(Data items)
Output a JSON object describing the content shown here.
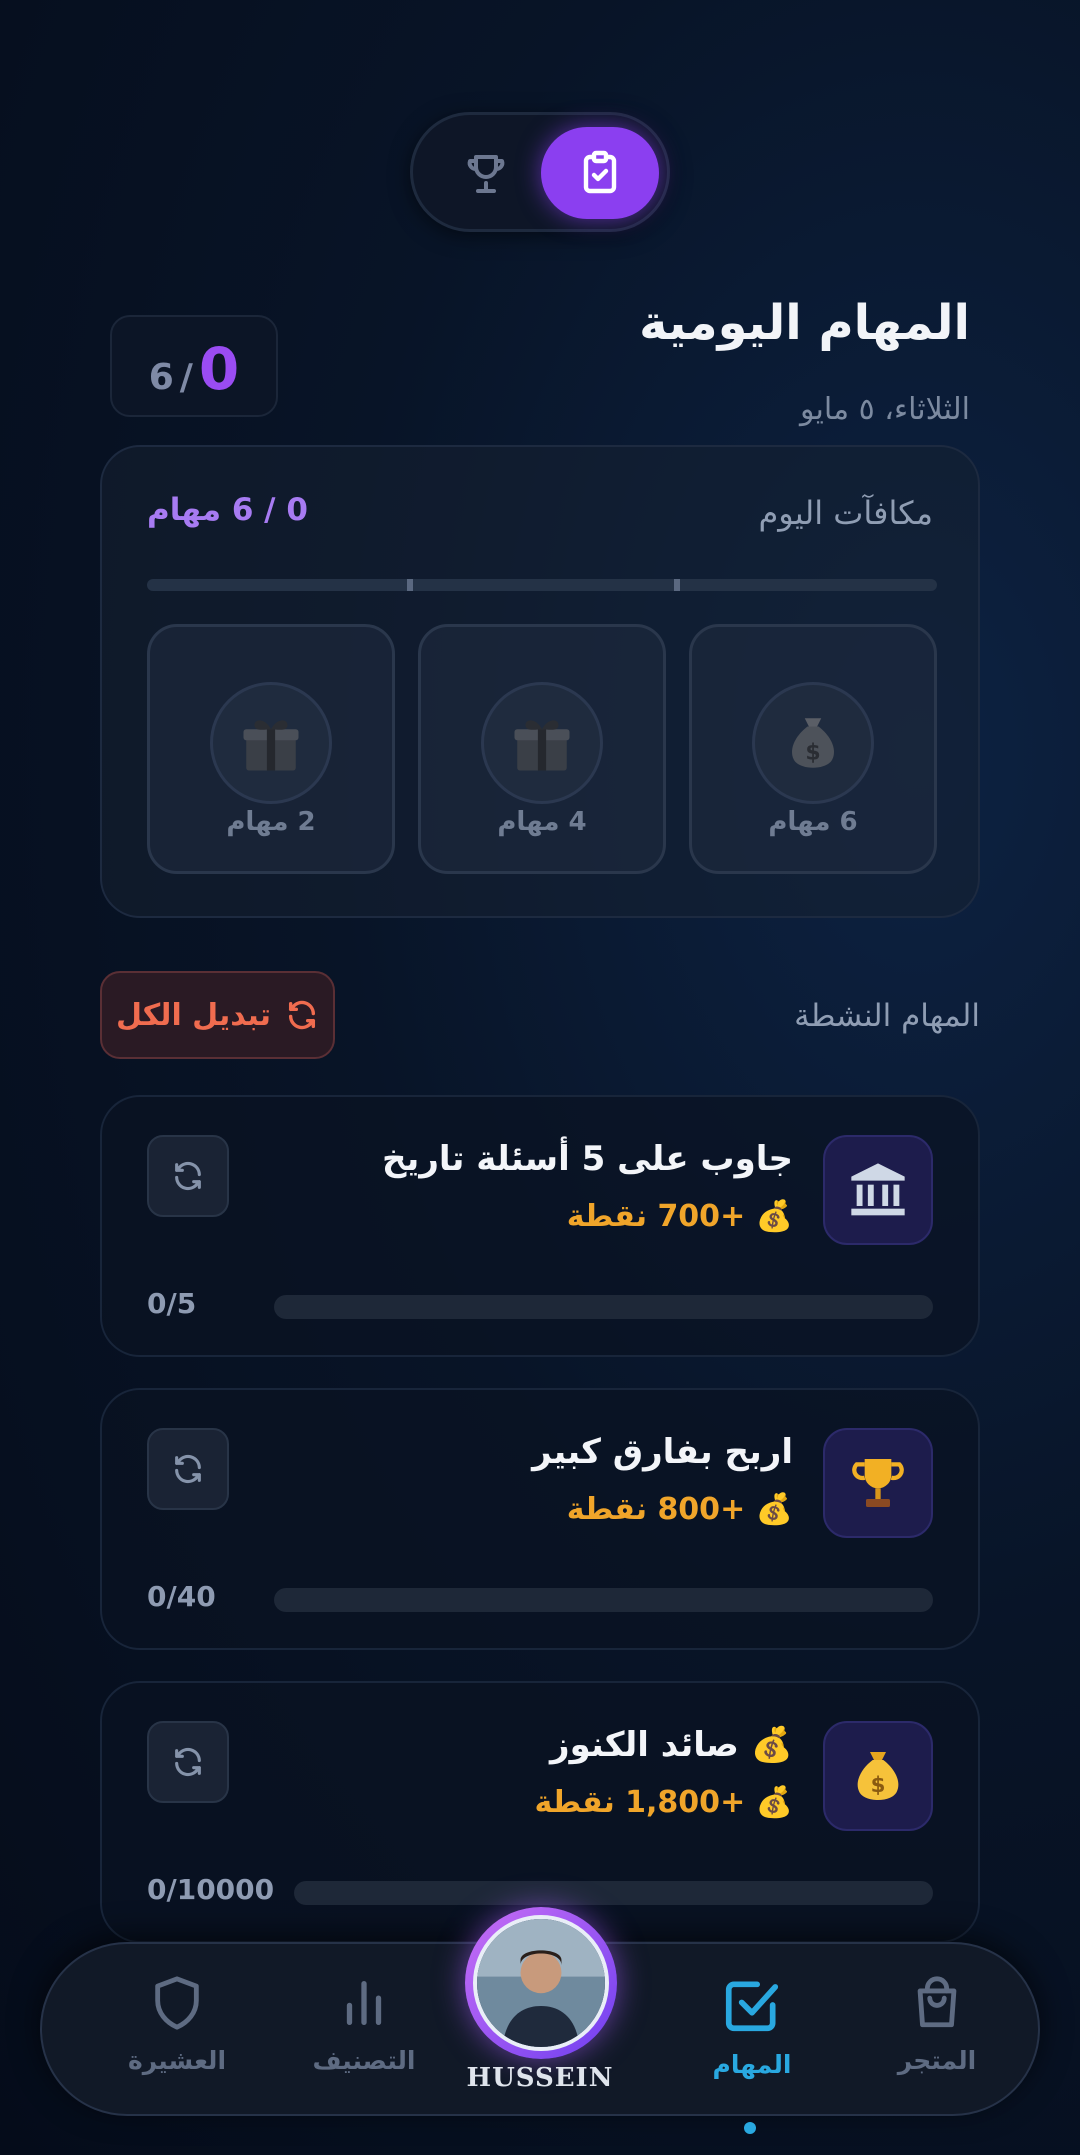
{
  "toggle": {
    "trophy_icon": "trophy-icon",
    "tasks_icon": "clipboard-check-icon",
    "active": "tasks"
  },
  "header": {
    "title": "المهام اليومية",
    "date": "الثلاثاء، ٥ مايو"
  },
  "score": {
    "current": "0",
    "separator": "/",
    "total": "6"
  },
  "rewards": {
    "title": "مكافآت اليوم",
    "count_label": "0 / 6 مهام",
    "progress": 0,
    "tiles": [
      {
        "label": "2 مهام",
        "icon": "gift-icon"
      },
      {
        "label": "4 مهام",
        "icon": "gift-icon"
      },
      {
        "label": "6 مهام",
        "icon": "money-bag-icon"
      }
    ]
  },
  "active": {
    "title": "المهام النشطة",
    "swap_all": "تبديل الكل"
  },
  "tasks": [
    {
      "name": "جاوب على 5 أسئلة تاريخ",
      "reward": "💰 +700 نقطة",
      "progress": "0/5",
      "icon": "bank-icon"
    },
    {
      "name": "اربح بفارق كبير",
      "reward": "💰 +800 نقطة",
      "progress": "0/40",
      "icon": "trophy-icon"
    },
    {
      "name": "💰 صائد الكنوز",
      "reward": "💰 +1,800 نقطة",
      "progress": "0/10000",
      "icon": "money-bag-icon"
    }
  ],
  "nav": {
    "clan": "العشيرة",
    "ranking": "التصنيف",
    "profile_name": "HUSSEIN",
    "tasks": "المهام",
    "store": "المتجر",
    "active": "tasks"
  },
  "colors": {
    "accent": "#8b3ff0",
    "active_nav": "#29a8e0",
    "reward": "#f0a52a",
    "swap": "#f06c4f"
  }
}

Instruction:
Leave out the pictures and repeat everything else in the records exactly.

Task answer:
Output a JSON object describing the content shown here.
{
  "toggle": {
    "trophy_icon": "trophy-icon",
    "tasks_icon": "clipboard-check-icon",
    "active": "tasks"
  },
  "header": {
    "title": "المهام اليومية",
    "date": "الثلاثاء، ٥ مايو"
  },
  "score": {
    "current": "0",
    "separator": "/",
    "total": "6"
  },
  "rewards": {
    "title": "مكافآت اليوم",
    "count_label": "0 / 6 مهام",
    "progress": 0,
    "tiles": [
      {
        "label": "2 مهام",
        "icon": "gift-icon"
      },
      {
        "label": "4 مهام",
        "icon": "gift-icon"
      },
      {
        "label": "6 مهام",
        "icon": "money-bag-icon"
      }
    ]
  },
  "active": {
    "title": "المهام النشطة",
    "swap_all": "تبديل الكل"
  },
  "tasks": [
    {
      "name": "جاوب على 5 أسئلة تاريخ",
      "reward": "💰 +700 نقطة",
      "progress": "0/5",
      "icon": "bank-icon"
    },
    {
      "name": "اربح بفارق كبير",
      "reward": "💰 +800 نقطة",
      "progress": "0/40",
      "icon": "trophy-icon"
    },
    {
      "name": "💰 صائد الكنوز",
      "reward": "💰 +1,800 نقطة",
      "progress": "0/10000",
      "icon": "money-bag-icon"
    }
  ],
  "nav": {
    "clan": "العشيرة",
    "ranking": "التصنيف",
    "profile_name": "HUSSEIN",
    "tasks": "المهام",
    "store": "المتجر",
    "active": "tasks"
  },
  "colors": {
    "accent": "#8b3ff0",
    "active_nav": "#29a8e0",
    "reward": "#f0a52a",
    "swap": "#f06c4f"
  }
}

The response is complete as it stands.